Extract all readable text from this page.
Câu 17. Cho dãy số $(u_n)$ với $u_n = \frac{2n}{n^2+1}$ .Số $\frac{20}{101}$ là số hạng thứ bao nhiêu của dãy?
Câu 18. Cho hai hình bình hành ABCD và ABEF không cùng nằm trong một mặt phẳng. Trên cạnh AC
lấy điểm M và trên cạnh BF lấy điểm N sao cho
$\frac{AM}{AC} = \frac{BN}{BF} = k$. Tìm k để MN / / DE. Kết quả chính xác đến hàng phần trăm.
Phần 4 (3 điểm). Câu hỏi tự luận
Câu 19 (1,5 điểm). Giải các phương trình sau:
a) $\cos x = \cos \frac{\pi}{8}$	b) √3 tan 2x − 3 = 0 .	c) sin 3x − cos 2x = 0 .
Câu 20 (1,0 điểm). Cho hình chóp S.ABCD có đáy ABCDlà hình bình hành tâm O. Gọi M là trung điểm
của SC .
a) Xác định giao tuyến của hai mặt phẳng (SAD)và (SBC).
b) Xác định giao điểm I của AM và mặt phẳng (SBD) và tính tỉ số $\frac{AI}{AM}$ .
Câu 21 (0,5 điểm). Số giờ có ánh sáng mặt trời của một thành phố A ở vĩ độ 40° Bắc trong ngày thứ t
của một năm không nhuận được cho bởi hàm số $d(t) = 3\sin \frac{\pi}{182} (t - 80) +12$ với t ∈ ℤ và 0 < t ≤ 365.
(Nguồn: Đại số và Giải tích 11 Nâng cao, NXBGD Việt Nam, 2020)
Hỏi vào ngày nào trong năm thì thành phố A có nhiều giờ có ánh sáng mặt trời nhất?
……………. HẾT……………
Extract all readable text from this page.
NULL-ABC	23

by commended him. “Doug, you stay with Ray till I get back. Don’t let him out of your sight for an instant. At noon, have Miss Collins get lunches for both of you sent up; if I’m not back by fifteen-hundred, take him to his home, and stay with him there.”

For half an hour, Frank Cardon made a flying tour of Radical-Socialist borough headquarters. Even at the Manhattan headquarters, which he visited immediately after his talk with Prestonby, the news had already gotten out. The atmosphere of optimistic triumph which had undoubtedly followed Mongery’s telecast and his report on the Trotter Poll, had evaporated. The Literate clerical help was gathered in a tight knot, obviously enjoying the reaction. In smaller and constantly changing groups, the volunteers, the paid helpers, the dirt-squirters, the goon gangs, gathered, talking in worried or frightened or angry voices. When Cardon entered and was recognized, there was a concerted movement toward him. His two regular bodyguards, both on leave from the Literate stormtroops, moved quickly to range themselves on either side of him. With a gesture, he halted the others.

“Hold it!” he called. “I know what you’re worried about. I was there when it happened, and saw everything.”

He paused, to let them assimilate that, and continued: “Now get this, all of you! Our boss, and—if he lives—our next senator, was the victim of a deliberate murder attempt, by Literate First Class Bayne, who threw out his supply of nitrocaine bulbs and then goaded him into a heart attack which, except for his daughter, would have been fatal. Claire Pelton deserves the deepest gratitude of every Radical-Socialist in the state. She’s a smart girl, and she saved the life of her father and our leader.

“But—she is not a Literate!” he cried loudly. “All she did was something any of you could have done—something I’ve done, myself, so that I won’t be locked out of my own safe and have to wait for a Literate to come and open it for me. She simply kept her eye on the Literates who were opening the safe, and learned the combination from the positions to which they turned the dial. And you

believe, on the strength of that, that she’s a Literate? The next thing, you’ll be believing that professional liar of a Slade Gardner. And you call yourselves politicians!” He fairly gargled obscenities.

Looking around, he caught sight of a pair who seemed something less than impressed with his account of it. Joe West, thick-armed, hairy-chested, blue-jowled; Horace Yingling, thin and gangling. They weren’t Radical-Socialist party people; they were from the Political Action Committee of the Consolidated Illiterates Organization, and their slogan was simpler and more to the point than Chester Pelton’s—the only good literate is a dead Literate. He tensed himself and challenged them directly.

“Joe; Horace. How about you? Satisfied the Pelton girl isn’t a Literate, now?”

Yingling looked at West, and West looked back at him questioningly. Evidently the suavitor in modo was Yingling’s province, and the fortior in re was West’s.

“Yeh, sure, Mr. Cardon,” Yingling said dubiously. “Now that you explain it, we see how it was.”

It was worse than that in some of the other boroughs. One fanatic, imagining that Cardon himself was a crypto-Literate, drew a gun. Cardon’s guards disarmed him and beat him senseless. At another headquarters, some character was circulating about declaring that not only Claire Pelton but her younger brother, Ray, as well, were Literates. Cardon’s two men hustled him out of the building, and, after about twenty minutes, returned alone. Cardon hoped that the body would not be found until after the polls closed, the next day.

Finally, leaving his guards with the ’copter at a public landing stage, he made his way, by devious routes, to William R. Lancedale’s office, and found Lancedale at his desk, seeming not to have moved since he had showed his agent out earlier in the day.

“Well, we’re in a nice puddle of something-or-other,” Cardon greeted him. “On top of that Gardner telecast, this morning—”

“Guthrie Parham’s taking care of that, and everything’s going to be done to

========

▶ **EXERCISE GOAL**
Using the listing, say how many lines include the word "Giải", and add nothing else.

▶ **CORRECT OUTPUT**
2